CONSIGNES –
1. Recopiez à l'identique le passage du texte sur Des Petites Occasions qui commence par « Emmaüs ouvre souvent » et se poursuit jusqu'à « de ma région. ».
2. Dans le texte sur Des Petites Occasions, relevez toutes les boutiques, associations et magasins de revente cités comme présents dans la région où les objets sont trouvés.

TEXTE DE LA PAGE –

════

Au début, je me suis concentrée uniquement sur la présentation de quelques objets, sans mentionner qu’ils étaient en vente. Tout était basé sur mon petit plaisir ! Comme mes enfants étaient rapprochés avec 18 mois d’écart, chercher un travail ne faisait pas partie de mes projets du moment. Mais l’idée d’avoir une petite activité à moi m’a souvent traversé l’esprit. Avec mes deux bébés sous les bras, les premières demandes sont arrivées sur Vinted ainsi que sur leboncoin. Une fois mon propre site créé avec l’aide d’une amie - elle m’a donné beaucoup d’impulsion - tout est devenu officiellement professionnel. Des Petites Occasions a vu le jour !
© Des Petites Occasions
Où trouvez-vous les objets ?
Dans ma région il y a beaucoup de boutiques comme Emmaüs ainsi que des associations de revente, comme le Secours Populaire, Secours Catholique, Les Ressourceries, Agir ou les magasins comme Troc.com. Chaque région a ses diverses opportunités. Il faut oser chercher, même aux endroits inhabituels. J’adore également me rendre aux brocantes le week-end, bien que ce ne soit pas toujours compatible avec mon mode de vie et mes enfants. S’y balader est un de mes plus grands plaisirs.
“J’ai une sorte d’empathie pour les objets. Si je les abandonne, cela me procure de la peine.”
Emmaüs ouvre souvent le grand débat. Certains pensent que l’endroit invite à “voler” des objets aux personnes modestes. Personnellement, je ne partage pas cet avis puisque Emmaüs n’a pas été créé dans le but d’offrir un pouvoir d’achat (que les gens n’ont pas), mais pour créer de l’emploi. Les objets qui ont un certain intérêt pour ma brocante sont généralement donnés par les habitants de ma région.
J’ai une sorte d’empathie pour les objets. Si je les abandonne, cela me procure de la peine. C’est aussi une des raisons pour lesquelles j’ai créé ma brocante. J’ai souvent trouvé de superbes objets, mais j'ai manqué de place pour les garder. Parfois j’aime simplement un objet, mais s’il ne correspond pas à mon intérieur, je pense ainsi à la décoration chez les autres.
© Des Petites Occasions
Pour Des Petites Occasions, je pars à la chine toutes les semaines (les mercredis avec les enfants) et parfois en ligne (Vinted). J’essaie d’agir de manière éco-responsable. Me faire livrer un seul verre pour assembler un ensemble ne fait pas partie de mon but. J’attends de trouver un objet qui correspond ou je vends un lot incomplet. Il m’est important de chiner autour de moi, sans frais kilométriques supplémentaires.

════

DONNÉES AFFICHÉES –
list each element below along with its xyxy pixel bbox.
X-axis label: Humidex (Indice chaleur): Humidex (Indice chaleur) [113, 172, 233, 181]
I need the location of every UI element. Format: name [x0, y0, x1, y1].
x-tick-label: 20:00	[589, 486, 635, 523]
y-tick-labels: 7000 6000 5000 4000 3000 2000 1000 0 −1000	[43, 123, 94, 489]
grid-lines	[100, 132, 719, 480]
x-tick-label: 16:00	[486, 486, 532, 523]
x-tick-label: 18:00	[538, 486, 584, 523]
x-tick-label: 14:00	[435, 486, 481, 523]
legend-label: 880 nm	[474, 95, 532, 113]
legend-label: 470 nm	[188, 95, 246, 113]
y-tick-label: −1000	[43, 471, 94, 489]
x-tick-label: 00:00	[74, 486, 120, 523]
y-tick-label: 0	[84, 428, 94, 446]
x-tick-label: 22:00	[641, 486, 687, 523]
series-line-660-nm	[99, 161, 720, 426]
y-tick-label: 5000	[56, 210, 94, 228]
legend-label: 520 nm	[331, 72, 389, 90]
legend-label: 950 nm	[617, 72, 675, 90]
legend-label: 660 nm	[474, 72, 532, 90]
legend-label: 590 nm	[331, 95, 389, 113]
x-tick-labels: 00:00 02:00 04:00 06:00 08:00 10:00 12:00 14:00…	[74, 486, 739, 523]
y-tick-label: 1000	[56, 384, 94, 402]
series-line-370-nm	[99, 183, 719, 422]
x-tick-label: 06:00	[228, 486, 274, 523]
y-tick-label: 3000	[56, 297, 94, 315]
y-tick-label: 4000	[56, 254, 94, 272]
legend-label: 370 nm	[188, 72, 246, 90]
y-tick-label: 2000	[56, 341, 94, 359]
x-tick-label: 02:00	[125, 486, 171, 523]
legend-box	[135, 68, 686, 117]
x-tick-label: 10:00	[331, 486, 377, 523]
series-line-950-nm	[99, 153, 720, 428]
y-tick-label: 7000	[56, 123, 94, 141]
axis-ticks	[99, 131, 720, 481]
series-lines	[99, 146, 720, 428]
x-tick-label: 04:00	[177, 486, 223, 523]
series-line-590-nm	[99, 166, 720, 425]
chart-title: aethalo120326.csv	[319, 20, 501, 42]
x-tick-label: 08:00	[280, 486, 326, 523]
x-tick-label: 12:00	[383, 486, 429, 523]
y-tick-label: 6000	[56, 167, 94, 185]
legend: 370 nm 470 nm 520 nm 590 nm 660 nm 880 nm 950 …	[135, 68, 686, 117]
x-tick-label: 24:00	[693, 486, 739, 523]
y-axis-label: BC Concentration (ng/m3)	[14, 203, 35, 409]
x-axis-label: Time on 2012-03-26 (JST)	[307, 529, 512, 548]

════

RÉSULTATS FINAUX –
1.
Emmaüs ouvre souvent le grand débat. Certains pensent que l’endroit invite à “voler” des objets aux personnes modestes. Personnellement, je ne partage pas cet avis puisque Emmaüs n’a pas été créé dans le but d’offrir un pouvoir d’achat (que les gens n’ont pas), mais pour créer de l’emploi. Les objets qui ont un certain intérêt pour ma brocante sont généralement donnés par les habitants de ma région.

2.
Emmaüs
Secours Populaire
Secours Catholique
Les Ressourceries
Agir
Troc.com